From the listing below, count the lines where the string "medal" occurs. Give the number, with no other words.

-------- Items

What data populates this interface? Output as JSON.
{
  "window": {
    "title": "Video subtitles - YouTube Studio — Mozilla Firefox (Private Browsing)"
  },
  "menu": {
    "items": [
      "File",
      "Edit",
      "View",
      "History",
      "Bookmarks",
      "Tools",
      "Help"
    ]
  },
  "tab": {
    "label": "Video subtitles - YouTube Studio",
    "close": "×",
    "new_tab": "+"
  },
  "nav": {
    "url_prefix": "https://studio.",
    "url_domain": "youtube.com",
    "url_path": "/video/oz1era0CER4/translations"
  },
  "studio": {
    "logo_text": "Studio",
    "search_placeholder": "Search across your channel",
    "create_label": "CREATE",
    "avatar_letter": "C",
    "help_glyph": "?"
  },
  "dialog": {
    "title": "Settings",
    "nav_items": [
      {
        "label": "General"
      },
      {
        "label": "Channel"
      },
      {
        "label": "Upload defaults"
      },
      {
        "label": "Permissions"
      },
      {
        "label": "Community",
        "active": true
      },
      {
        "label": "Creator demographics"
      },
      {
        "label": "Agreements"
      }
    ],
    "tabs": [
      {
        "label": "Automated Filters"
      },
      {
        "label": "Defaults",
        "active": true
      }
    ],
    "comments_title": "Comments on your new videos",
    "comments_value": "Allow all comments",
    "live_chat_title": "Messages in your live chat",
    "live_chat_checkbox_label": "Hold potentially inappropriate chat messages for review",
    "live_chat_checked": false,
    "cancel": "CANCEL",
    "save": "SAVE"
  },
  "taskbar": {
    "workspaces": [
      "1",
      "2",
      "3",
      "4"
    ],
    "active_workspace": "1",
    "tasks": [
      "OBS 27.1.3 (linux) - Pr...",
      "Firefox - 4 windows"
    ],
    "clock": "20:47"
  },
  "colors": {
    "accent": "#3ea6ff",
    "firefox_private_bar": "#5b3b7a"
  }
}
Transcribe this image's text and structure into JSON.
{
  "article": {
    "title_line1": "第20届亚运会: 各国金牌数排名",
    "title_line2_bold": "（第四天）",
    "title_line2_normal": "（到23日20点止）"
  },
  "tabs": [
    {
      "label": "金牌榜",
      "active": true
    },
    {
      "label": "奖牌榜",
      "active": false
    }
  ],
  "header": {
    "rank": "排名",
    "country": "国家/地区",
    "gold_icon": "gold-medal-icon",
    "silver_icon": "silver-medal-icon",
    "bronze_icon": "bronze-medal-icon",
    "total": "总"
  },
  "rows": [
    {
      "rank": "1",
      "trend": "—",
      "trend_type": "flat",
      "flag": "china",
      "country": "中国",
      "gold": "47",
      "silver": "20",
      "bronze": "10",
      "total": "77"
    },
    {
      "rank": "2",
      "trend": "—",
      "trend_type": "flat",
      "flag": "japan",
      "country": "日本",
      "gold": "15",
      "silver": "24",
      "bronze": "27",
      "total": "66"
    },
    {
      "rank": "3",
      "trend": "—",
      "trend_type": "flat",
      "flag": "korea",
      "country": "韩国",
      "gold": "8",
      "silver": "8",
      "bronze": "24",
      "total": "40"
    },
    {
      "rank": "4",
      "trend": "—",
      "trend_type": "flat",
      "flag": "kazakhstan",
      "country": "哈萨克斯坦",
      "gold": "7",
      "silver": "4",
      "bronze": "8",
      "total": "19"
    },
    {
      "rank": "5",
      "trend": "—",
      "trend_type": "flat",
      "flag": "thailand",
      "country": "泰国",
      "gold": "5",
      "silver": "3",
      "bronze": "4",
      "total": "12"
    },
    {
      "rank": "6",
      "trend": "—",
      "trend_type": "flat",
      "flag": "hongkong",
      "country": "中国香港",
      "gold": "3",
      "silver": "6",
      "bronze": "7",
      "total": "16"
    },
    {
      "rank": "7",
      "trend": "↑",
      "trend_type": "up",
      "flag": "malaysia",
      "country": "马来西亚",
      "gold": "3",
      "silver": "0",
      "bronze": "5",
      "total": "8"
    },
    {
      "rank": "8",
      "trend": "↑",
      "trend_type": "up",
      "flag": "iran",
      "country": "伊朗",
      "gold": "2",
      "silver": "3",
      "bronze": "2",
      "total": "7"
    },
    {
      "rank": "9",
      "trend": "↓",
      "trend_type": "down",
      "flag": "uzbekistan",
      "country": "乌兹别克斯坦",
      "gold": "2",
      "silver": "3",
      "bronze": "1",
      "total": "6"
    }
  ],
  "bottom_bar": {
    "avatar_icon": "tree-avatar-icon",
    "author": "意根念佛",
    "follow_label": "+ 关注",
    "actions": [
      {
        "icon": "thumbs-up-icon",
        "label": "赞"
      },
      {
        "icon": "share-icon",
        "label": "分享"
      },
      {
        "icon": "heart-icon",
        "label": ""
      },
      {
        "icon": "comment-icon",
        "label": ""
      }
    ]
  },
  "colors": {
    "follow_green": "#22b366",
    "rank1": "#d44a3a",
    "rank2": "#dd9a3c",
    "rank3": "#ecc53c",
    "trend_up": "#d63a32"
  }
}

----------------

_Exercise result_
3